◆ **Aim**
Locate every line in the records below that holds the word "this" and return each one.

◆ **Information given**
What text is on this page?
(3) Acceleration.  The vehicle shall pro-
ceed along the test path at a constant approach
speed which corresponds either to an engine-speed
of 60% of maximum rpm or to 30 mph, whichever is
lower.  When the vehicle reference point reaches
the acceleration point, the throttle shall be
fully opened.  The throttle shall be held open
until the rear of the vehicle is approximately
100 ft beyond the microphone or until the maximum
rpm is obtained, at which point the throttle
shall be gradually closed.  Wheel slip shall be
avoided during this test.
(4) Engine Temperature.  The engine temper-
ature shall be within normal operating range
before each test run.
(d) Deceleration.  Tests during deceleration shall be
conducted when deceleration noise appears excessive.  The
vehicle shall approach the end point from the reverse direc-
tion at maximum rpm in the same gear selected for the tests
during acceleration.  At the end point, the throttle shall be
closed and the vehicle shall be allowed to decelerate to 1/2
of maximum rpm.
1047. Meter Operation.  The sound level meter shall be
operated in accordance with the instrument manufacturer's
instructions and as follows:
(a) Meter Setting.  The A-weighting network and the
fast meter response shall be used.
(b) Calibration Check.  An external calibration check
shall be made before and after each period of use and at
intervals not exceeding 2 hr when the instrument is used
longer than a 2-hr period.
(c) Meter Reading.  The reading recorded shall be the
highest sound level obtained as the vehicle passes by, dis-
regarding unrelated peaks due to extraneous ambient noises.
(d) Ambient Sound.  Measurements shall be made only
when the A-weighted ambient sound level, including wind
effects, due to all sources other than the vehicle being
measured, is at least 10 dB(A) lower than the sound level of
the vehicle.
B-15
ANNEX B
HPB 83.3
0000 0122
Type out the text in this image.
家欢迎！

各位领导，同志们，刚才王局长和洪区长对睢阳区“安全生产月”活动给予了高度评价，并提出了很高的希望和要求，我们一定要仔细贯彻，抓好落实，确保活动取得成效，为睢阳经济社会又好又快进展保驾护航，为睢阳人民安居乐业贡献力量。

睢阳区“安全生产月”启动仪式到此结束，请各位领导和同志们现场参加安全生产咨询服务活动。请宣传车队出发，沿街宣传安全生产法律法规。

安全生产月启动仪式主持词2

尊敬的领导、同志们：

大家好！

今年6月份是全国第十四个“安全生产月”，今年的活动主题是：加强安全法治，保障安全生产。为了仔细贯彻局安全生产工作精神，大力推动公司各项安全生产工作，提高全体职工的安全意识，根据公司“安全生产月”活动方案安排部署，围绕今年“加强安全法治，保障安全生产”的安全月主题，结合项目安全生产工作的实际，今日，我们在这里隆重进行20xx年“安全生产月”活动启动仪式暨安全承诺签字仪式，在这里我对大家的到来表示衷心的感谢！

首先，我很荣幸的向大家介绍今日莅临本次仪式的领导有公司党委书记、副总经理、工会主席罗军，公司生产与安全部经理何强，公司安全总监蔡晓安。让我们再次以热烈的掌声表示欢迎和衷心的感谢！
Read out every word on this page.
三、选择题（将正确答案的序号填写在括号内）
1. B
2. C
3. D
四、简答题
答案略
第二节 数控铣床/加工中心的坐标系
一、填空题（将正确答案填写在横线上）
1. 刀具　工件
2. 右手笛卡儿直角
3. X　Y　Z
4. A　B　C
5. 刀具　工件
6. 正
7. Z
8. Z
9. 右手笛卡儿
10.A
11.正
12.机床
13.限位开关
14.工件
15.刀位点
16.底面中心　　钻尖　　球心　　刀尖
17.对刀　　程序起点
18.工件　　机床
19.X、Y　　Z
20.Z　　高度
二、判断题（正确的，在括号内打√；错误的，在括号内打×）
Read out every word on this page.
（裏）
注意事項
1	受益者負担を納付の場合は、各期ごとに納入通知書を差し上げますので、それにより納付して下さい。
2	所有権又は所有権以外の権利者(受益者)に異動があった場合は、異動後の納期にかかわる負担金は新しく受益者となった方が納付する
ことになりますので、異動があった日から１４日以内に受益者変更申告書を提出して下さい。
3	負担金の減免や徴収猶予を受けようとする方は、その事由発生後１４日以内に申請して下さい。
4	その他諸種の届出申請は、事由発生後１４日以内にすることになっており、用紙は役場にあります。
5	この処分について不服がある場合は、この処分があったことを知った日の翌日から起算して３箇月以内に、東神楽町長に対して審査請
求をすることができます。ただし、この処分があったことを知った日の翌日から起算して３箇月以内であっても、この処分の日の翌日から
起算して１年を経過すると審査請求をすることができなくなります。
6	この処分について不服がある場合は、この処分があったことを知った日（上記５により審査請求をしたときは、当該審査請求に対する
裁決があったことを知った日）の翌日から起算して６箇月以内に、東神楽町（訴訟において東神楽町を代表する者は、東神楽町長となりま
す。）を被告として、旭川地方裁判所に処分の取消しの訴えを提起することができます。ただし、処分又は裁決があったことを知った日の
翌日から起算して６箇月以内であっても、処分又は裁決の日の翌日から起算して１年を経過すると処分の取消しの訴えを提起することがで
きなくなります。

◆ **Exercise answer**
What text is on this page?
avoided during this test.
Type out the text in this image.
Read out every word on this page.
Read out every word on this page.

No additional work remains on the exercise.